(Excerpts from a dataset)
★ ★ ★

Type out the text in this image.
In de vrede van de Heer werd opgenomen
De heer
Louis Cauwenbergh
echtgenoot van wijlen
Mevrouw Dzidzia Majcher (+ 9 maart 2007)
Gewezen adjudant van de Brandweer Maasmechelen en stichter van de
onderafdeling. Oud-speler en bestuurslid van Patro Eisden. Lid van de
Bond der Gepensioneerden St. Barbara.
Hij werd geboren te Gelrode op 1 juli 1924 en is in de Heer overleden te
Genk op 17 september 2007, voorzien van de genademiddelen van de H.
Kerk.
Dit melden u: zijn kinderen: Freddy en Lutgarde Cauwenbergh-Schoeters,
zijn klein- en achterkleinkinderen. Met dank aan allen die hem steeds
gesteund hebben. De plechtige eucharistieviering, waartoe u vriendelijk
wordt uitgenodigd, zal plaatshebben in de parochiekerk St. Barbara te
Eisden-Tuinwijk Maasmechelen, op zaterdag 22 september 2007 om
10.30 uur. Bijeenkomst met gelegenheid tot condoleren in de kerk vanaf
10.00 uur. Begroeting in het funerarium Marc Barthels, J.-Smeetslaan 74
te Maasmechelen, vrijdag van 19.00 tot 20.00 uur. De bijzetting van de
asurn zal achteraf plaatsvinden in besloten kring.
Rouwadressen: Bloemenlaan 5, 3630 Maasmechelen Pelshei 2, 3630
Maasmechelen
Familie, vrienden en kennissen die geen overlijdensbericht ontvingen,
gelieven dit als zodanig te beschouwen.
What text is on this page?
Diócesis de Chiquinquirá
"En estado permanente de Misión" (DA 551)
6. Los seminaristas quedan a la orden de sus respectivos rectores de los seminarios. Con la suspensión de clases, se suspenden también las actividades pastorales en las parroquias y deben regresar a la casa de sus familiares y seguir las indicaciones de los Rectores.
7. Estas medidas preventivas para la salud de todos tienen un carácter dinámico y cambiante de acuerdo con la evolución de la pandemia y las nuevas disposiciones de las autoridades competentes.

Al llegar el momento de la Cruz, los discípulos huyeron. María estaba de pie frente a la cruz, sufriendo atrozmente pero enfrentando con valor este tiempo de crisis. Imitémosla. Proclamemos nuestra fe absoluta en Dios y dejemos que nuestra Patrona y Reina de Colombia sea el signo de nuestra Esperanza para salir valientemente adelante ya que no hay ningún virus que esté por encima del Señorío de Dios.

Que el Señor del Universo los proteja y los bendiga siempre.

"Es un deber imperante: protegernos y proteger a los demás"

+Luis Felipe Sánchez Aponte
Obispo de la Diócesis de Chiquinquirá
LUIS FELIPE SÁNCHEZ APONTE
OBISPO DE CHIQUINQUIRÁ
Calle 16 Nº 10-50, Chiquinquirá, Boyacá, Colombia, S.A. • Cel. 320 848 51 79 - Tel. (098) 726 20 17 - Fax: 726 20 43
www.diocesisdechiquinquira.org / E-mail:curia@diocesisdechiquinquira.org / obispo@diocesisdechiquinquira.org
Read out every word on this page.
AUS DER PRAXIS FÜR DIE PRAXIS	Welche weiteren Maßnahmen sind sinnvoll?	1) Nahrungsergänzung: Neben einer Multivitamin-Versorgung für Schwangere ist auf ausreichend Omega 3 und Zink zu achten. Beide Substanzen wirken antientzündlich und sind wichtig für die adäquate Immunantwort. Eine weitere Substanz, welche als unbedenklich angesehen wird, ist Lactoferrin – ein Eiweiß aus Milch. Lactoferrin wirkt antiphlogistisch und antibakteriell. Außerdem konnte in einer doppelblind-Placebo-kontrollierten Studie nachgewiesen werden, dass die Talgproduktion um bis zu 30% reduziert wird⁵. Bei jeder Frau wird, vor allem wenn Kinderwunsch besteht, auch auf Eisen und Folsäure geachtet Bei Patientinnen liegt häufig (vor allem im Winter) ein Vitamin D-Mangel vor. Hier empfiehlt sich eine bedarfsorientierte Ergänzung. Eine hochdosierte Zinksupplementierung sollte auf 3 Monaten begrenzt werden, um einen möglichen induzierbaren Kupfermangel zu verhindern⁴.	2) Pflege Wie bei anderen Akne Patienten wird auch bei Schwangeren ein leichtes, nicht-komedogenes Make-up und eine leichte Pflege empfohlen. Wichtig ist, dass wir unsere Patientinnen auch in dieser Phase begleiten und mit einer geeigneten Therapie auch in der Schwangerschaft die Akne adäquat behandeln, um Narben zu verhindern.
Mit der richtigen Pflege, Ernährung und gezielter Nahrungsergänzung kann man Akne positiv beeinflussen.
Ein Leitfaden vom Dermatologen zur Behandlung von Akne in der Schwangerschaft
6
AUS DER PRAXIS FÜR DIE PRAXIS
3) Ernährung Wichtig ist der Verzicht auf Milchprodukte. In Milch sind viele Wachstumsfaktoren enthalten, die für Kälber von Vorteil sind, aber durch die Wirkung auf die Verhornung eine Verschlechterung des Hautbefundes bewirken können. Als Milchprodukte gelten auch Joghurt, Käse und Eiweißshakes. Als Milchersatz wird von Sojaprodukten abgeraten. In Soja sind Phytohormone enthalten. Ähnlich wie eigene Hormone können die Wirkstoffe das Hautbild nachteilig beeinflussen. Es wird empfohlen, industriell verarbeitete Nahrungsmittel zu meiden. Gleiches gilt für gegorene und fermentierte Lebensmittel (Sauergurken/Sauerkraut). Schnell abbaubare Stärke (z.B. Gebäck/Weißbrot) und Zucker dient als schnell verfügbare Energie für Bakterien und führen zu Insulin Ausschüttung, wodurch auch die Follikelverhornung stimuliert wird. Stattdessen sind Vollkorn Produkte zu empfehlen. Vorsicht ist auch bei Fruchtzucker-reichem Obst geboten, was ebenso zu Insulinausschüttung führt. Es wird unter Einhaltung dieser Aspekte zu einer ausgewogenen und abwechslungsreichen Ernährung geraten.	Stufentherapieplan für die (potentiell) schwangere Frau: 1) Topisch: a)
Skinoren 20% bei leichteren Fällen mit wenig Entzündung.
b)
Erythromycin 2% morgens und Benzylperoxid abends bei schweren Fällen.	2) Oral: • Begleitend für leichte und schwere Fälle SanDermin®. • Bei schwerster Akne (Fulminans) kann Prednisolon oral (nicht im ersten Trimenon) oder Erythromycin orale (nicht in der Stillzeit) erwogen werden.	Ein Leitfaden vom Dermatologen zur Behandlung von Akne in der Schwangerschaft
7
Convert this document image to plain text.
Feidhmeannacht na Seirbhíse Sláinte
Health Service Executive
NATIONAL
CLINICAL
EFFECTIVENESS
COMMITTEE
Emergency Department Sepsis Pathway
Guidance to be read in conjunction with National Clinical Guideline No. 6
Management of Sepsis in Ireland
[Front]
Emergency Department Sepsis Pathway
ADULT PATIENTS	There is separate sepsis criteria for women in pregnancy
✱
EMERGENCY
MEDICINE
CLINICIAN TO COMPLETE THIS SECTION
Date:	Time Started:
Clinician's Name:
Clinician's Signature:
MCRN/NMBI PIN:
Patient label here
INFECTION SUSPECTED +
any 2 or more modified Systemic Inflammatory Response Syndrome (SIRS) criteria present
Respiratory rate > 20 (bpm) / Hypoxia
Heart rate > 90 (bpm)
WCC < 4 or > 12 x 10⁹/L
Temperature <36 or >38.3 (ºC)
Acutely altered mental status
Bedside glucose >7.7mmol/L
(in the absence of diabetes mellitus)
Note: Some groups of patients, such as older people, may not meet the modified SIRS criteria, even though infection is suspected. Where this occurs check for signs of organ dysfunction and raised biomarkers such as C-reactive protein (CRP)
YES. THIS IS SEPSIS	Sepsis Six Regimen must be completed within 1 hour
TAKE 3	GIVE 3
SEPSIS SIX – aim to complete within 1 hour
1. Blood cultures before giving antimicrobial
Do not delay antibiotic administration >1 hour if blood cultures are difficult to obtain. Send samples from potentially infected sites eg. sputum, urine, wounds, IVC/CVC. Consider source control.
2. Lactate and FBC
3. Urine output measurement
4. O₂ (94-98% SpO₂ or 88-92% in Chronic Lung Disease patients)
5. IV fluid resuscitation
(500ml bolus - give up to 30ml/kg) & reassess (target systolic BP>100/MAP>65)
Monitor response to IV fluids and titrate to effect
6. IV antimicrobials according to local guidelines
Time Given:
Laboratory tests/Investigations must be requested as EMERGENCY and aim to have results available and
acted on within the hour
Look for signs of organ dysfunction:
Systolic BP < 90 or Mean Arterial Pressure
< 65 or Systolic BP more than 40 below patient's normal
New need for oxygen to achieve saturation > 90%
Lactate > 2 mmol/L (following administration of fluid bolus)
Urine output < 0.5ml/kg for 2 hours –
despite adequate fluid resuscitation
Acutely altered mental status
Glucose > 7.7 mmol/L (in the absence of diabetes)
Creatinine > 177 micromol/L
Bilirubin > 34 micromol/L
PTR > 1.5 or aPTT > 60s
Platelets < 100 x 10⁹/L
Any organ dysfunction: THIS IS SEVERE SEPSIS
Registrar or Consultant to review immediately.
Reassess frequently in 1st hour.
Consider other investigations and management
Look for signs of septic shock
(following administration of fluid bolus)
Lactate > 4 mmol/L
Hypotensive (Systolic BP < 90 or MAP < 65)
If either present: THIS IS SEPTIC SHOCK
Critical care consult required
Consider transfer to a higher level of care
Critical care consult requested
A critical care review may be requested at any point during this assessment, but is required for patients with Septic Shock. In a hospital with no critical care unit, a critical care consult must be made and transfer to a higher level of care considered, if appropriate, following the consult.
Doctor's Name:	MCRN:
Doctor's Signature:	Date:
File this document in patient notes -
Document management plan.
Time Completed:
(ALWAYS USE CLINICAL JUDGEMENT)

★ ★ ★

Count the lines above in which the word "more" appears, then state only that count.

2